YOUR GOAL: Find how many lines in the data below include the word "Thérain", then write only that number.

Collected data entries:
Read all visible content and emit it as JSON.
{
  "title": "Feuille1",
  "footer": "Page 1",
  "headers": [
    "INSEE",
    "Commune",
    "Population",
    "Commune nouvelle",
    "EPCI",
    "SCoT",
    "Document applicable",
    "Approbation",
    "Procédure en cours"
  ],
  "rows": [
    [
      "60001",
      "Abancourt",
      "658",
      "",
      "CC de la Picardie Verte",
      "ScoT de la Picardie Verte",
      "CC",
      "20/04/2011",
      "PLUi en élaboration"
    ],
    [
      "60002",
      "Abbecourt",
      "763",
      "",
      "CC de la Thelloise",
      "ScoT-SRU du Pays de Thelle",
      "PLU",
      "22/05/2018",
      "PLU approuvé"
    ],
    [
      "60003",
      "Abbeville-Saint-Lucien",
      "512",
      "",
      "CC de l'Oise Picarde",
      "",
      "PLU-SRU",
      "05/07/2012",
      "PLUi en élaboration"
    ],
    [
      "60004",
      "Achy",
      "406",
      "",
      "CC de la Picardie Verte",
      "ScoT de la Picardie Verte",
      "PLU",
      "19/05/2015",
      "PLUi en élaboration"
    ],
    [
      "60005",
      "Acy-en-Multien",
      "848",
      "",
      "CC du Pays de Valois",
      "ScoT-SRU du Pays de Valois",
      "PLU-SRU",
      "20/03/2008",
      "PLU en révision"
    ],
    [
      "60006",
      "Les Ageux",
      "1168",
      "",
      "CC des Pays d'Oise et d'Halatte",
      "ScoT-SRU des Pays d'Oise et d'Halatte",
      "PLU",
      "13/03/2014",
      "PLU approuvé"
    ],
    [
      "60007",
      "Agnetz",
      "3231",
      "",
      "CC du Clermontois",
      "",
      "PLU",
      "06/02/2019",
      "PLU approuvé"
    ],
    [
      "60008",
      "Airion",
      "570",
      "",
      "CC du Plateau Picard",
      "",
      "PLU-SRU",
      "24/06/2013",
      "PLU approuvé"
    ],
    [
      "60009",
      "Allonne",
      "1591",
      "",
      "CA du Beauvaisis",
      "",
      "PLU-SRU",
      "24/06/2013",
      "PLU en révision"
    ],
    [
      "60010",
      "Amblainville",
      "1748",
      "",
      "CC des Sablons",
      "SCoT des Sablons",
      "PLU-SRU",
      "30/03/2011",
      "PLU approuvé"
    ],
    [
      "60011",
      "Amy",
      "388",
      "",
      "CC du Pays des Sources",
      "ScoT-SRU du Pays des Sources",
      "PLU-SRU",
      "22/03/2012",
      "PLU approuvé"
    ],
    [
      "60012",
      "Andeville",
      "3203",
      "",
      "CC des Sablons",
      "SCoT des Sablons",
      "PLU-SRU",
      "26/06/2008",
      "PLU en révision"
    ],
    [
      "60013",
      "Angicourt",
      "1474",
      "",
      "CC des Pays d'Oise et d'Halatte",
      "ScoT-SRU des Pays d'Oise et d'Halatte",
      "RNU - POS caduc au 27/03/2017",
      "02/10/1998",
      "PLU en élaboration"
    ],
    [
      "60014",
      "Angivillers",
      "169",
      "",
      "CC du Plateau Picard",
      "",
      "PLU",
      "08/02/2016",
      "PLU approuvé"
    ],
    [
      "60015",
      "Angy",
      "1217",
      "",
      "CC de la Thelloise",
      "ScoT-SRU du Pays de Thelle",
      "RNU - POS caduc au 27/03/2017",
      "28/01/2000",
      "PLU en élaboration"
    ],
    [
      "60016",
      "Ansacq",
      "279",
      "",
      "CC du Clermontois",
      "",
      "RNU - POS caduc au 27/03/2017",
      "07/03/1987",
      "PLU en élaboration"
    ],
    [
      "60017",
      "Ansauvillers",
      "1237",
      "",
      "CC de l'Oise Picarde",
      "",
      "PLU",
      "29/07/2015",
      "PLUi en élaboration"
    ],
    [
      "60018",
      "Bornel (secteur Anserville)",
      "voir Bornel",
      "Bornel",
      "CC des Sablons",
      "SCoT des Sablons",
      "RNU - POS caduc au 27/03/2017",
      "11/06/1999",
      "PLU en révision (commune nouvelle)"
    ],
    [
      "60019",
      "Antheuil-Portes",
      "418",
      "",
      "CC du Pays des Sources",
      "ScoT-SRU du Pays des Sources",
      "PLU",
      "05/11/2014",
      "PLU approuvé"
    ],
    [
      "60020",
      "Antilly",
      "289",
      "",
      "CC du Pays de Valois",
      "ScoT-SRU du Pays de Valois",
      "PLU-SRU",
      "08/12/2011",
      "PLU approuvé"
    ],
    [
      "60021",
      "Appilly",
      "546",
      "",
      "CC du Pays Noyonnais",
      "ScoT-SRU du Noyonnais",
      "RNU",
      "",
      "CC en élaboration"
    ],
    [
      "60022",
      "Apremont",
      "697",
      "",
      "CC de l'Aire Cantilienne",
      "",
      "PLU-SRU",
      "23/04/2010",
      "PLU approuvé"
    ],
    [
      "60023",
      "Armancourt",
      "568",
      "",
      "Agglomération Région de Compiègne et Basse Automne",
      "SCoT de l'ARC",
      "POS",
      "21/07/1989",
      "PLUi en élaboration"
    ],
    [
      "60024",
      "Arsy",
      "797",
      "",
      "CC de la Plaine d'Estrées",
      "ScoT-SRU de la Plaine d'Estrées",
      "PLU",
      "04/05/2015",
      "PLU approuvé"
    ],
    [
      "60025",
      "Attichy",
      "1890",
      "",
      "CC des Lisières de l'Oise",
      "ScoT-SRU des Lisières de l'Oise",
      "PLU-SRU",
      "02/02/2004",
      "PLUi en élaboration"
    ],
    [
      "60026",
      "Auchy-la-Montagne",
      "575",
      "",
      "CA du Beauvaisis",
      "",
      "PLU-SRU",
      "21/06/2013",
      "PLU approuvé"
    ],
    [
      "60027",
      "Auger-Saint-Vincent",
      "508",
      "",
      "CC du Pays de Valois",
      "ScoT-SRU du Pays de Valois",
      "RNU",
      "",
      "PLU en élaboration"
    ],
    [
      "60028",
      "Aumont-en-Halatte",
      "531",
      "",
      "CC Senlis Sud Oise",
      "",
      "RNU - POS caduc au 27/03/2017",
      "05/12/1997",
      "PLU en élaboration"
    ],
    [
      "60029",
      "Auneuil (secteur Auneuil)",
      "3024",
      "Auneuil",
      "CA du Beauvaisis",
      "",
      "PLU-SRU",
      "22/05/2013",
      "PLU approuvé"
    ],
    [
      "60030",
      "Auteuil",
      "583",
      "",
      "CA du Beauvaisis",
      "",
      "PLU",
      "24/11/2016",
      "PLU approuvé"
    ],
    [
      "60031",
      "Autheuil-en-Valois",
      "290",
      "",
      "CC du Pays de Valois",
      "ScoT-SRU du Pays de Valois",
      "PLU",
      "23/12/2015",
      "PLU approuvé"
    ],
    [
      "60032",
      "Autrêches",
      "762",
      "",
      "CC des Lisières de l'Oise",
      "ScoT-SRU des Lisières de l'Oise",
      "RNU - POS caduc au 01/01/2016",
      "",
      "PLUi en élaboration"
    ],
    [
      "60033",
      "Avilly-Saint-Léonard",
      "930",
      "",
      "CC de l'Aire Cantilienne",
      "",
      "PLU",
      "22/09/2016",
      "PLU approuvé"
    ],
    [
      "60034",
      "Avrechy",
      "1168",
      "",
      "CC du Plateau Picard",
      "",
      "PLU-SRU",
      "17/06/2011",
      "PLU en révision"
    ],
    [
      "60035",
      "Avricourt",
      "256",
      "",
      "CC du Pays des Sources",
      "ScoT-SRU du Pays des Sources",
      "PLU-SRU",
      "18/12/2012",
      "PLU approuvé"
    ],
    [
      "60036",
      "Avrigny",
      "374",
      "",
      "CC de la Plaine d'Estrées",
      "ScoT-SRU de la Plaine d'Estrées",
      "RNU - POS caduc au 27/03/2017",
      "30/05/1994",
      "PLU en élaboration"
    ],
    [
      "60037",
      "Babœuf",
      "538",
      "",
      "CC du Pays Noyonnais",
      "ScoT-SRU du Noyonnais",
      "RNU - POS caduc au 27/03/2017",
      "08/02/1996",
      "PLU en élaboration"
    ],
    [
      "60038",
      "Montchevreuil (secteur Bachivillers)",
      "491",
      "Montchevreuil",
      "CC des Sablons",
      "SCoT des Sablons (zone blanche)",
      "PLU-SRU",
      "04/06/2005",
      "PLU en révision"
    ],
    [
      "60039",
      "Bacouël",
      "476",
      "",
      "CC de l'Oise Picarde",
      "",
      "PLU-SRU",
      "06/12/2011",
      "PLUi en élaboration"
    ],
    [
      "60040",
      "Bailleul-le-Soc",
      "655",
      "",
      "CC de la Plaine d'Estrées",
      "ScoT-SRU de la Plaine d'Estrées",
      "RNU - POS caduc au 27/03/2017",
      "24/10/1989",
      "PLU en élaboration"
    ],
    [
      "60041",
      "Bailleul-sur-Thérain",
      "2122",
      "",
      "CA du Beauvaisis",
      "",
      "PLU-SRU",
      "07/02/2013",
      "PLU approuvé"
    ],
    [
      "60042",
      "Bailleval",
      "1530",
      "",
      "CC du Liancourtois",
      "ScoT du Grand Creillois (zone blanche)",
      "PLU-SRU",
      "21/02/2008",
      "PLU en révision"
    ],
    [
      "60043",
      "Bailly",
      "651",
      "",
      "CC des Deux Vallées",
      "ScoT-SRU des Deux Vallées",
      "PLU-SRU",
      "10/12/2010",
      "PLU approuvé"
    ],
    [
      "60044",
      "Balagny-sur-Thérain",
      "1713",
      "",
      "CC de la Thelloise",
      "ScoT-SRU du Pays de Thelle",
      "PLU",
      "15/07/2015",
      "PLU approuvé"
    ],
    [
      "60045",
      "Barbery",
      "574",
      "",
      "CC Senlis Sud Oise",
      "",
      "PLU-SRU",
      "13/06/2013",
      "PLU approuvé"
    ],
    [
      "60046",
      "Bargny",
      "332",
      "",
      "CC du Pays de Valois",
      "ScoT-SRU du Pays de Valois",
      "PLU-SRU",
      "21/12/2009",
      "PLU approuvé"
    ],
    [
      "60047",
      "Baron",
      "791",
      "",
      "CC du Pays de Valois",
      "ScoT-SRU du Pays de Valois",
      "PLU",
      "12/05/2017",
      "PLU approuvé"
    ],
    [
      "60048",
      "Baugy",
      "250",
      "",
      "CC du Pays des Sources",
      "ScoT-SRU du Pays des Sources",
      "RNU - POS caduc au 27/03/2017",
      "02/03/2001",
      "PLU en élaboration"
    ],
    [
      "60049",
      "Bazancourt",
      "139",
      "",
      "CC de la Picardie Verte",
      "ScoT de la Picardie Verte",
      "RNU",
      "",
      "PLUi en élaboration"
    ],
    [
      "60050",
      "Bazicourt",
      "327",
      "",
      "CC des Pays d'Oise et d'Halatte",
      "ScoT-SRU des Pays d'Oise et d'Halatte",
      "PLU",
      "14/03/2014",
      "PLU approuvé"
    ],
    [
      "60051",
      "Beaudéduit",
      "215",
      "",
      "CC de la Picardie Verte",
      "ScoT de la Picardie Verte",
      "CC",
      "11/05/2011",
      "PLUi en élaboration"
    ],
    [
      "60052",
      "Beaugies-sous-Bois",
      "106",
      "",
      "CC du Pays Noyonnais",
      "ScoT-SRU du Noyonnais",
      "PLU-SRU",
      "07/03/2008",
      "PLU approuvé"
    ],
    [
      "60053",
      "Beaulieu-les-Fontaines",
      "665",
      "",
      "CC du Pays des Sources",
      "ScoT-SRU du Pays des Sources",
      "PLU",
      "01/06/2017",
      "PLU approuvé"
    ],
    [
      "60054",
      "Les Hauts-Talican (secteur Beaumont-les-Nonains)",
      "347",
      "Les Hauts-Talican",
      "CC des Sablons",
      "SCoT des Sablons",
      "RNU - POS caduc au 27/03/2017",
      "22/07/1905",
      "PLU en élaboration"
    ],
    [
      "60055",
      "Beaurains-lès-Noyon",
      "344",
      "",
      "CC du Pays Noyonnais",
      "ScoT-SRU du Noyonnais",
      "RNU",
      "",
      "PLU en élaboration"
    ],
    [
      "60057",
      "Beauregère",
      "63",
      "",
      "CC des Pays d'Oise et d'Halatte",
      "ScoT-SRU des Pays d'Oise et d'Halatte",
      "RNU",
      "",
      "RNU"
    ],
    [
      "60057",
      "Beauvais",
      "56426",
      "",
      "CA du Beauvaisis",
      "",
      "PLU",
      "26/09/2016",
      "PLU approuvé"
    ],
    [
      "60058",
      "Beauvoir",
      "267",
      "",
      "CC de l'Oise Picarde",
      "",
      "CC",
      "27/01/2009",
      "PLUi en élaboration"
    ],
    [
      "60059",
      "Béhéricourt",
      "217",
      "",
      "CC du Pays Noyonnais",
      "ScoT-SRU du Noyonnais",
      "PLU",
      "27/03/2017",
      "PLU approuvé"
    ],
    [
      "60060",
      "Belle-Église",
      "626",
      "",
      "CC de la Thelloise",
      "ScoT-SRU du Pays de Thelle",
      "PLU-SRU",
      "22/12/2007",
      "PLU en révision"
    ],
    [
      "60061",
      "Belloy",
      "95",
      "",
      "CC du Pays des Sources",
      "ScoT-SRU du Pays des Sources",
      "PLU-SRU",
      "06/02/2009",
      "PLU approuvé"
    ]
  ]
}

REPLY TO THE TASK: 2